### GOAL
Pull out each line of the records holding the string "JSON".

### Data entries for graphics
—————

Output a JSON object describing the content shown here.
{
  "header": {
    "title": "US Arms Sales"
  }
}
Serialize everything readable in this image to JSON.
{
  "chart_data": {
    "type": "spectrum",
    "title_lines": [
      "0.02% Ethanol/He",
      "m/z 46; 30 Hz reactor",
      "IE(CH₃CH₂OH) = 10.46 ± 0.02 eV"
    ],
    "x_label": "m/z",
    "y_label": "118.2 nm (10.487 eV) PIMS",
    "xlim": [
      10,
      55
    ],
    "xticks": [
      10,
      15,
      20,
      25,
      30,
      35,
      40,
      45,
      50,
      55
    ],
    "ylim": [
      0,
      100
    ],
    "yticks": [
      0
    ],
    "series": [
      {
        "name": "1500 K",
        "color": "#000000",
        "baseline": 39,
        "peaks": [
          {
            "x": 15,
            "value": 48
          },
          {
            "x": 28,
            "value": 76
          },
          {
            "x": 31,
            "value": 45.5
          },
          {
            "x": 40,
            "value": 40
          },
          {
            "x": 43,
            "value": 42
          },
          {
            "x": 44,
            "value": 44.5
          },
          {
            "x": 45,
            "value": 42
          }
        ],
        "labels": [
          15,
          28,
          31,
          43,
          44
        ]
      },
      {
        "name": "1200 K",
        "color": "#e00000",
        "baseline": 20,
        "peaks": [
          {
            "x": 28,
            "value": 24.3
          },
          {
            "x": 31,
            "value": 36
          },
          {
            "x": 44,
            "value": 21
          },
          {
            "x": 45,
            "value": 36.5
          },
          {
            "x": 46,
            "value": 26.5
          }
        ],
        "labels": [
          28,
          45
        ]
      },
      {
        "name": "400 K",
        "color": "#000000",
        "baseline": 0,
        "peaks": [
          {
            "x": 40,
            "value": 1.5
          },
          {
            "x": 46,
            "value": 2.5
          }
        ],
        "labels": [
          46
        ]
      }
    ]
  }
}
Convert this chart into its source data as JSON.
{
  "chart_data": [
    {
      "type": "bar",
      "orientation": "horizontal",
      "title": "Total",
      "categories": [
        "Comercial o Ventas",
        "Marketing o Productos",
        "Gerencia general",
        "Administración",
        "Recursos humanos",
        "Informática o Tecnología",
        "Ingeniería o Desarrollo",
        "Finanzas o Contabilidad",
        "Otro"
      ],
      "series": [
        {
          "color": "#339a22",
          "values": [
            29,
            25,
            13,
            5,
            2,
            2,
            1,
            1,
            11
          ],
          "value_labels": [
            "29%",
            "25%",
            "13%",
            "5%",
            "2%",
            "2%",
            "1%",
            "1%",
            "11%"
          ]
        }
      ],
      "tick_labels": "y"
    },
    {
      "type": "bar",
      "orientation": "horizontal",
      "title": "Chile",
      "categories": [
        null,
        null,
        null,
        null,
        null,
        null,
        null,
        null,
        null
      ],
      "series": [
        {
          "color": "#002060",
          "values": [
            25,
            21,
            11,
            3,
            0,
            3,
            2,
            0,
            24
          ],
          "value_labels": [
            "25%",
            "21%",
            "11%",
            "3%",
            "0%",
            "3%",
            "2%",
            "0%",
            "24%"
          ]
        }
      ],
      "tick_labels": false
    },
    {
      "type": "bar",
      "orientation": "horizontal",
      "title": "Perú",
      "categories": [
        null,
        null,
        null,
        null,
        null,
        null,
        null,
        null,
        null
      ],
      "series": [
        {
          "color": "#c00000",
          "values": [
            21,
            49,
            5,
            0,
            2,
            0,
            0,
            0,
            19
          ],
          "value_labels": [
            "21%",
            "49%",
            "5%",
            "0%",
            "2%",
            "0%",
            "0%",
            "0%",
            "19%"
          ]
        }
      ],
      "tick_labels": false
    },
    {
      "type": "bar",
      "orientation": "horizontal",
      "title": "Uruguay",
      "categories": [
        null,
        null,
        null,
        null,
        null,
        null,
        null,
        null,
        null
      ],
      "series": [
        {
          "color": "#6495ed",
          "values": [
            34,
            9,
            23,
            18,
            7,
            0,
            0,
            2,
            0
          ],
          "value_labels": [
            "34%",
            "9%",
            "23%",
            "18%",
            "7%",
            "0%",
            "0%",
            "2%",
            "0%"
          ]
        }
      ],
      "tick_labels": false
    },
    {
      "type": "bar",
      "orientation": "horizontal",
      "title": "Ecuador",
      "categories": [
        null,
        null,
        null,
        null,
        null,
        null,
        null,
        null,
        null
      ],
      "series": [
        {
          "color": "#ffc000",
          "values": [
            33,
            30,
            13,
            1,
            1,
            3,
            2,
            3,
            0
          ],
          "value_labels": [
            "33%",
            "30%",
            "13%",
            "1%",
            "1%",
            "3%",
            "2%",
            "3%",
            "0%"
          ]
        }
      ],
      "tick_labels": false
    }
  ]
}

—————

### WORKED ANSWER
Output a JSON object describing the content shown here.
Serialize everything readable in this image to JSON.
Convert this chart into its source data as JSON.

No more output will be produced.